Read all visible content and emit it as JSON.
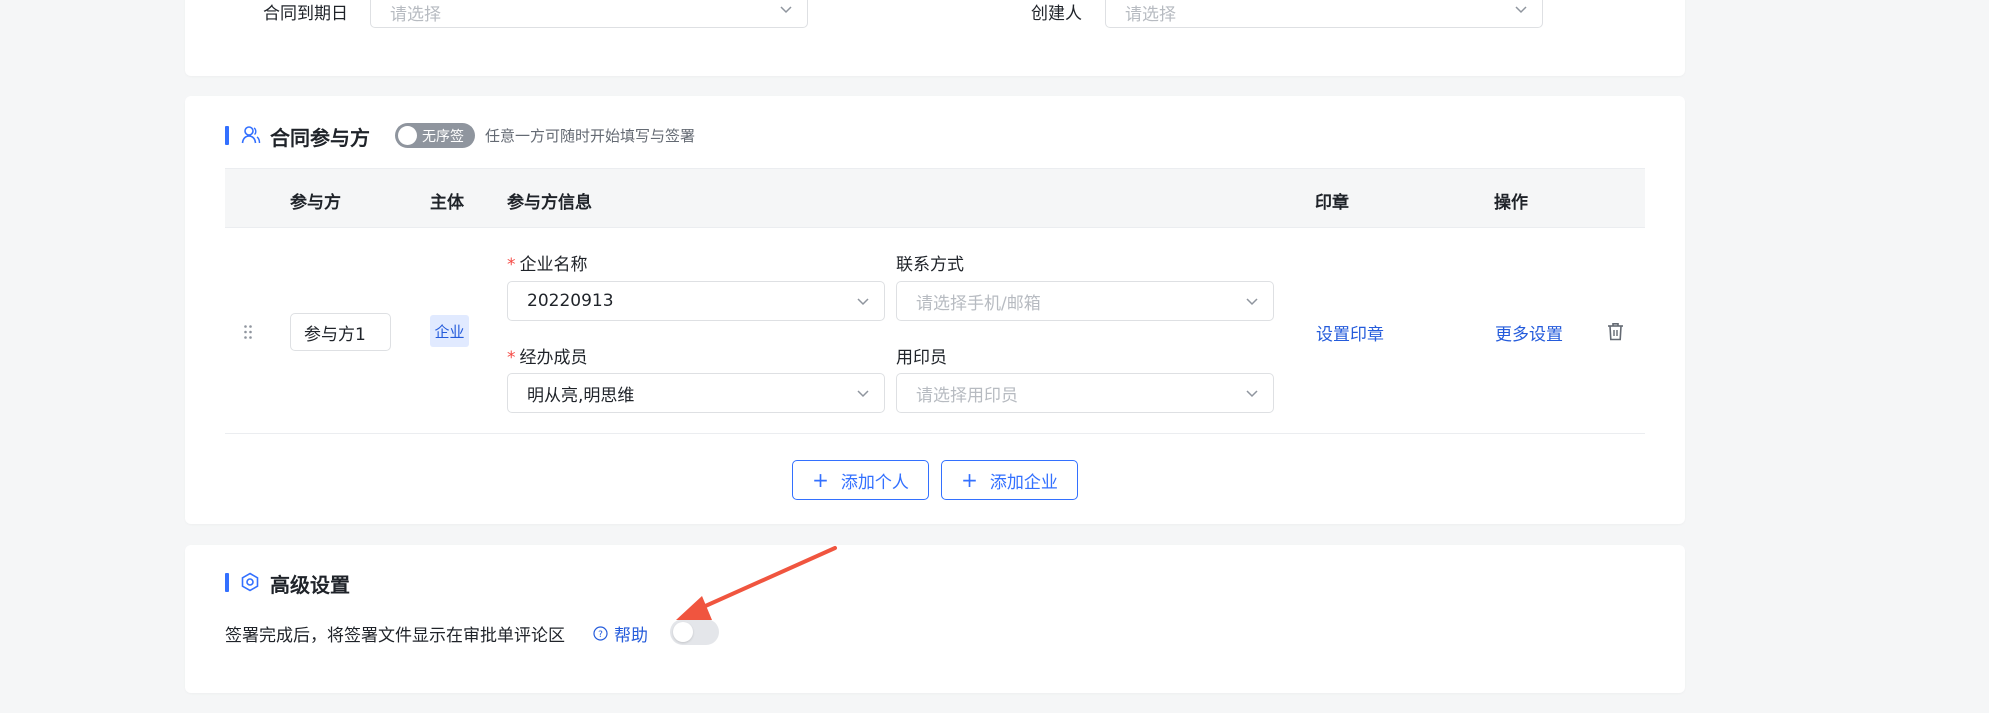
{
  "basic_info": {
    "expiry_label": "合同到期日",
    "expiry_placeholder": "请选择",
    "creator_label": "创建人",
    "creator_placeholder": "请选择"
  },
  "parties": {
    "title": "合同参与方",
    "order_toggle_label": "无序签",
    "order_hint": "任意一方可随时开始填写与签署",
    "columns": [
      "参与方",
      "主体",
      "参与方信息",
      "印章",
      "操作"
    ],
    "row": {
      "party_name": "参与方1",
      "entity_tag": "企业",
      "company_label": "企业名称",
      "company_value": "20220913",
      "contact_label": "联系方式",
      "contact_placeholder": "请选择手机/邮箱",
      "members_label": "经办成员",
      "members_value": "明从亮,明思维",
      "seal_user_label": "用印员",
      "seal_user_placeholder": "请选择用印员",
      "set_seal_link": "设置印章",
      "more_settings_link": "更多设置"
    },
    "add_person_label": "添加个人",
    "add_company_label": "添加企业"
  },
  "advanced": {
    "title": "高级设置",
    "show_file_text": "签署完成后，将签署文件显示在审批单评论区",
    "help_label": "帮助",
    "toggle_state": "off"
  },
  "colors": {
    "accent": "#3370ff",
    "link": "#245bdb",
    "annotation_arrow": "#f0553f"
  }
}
---
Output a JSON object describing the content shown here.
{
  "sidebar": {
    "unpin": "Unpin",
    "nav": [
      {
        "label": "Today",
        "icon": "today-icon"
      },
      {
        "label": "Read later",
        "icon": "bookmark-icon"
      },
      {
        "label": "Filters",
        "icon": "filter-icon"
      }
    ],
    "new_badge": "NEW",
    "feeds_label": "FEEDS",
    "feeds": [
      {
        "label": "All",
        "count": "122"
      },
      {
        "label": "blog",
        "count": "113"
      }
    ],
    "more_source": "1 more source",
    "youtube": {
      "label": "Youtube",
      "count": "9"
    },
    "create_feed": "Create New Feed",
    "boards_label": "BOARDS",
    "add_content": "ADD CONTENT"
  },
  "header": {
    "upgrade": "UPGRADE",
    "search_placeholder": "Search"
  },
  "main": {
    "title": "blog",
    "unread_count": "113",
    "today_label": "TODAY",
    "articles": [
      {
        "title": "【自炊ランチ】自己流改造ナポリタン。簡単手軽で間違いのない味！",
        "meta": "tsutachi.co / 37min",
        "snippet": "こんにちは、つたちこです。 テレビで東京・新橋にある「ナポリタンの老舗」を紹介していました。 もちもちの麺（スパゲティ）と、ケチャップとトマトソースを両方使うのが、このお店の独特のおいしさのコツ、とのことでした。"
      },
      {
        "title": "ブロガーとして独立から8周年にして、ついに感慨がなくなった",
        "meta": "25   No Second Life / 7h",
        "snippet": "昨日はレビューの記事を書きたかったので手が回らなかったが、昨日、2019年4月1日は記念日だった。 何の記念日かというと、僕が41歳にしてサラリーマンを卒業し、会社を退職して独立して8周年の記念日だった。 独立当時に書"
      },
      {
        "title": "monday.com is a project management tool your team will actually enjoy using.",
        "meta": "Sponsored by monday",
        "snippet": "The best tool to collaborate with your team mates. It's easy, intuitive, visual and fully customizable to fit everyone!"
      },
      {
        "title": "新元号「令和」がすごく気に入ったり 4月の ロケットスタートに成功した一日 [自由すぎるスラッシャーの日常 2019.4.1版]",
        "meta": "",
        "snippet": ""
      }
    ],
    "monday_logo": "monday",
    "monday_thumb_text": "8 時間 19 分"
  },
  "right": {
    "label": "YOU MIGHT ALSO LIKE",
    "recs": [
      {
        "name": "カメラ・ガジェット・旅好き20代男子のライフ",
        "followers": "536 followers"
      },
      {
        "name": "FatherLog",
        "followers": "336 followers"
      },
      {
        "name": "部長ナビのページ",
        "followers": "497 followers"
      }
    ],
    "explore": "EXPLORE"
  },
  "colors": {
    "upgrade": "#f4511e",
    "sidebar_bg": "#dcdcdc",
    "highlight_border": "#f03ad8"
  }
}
* * *
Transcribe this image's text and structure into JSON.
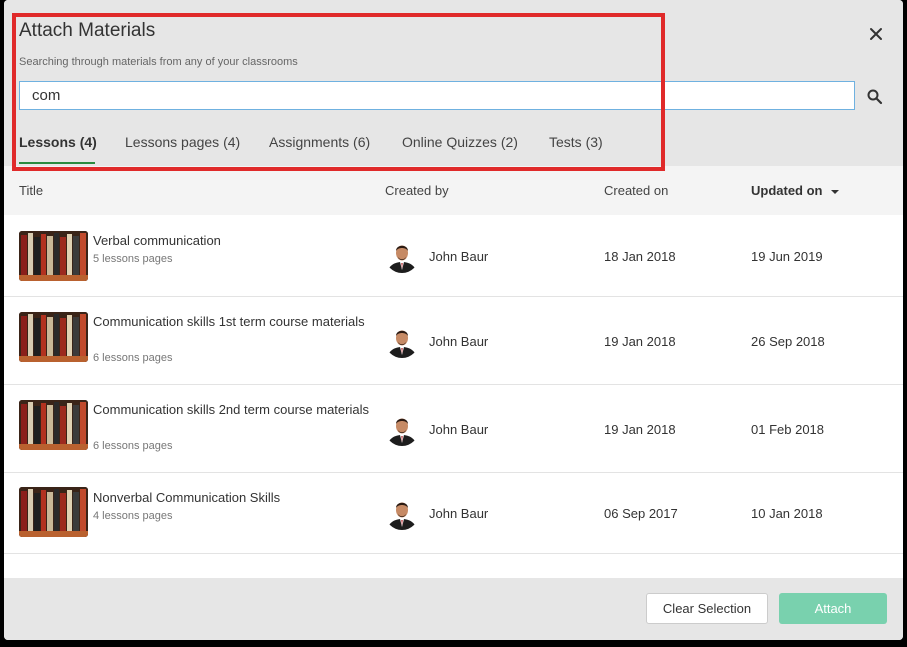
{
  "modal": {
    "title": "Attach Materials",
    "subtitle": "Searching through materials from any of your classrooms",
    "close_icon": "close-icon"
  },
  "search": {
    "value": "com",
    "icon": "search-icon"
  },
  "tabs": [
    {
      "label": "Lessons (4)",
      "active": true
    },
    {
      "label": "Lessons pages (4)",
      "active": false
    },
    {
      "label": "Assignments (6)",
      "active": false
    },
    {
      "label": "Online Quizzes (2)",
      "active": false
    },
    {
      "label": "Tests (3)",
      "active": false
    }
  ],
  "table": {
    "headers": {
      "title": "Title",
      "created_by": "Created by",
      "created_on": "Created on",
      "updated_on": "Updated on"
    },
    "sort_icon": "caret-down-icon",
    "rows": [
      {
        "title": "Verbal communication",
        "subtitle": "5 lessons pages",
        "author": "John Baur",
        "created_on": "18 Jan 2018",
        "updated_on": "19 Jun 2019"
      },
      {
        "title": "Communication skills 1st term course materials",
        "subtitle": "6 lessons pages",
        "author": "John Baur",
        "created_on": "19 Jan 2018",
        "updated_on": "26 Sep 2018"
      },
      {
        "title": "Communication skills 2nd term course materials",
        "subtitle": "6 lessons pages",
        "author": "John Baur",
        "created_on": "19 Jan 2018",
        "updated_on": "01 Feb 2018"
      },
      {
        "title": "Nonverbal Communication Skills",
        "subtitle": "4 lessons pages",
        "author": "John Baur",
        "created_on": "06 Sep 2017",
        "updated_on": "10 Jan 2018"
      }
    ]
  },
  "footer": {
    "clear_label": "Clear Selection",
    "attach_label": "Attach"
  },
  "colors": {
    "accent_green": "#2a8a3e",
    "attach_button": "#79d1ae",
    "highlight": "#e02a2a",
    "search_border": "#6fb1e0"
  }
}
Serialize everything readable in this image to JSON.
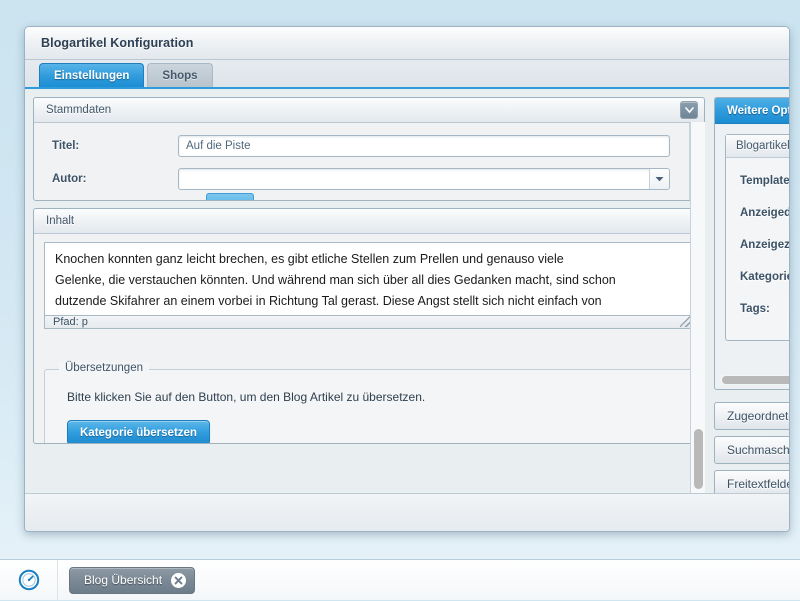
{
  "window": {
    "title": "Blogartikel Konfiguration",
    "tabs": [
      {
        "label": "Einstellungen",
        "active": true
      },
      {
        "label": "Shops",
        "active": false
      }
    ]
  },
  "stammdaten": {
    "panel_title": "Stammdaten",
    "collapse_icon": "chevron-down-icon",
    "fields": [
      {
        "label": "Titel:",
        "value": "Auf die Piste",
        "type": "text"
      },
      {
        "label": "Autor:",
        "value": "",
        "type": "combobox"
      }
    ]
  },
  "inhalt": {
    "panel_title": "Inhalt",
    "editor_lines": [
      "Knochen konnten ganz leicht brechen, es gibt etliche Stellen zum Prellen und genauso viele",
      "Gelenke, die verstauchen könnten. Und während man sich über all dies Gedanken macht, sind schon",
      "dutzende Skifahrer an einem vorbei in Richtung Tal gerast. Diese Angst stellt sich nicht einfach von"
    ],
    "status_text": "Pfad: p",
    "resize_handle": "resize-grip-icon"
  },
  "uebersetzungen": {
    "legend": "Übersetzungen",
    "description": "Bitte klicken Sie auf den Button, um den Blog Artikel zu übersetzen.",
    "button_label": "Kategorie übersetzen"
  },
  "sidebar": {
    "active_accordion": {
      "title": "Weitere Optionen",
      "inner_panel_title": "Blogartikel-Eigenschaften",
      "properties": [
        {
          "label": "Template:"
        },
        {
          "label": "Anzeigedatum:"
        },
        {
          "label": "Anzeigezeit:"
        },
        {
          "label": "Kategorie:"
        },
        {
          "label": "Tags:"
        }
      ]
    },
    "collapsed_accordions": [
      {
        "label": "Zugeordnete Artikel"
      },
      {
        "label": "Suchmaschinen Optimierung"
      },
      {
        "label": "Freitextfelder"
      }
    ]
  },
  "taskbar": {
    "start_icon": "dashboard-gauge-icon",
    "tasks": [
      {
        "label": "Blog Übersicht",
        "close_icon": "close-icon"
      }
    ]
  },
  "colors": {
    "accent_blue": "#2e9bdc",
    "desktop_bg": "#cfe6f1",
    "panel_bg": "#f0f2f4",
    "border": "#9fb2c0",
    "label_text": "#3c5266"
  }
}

*DIRECTION*.
Check each line above for the string "tool" and report how many lines have it, giving only the number.

*TASK RESULT*.
2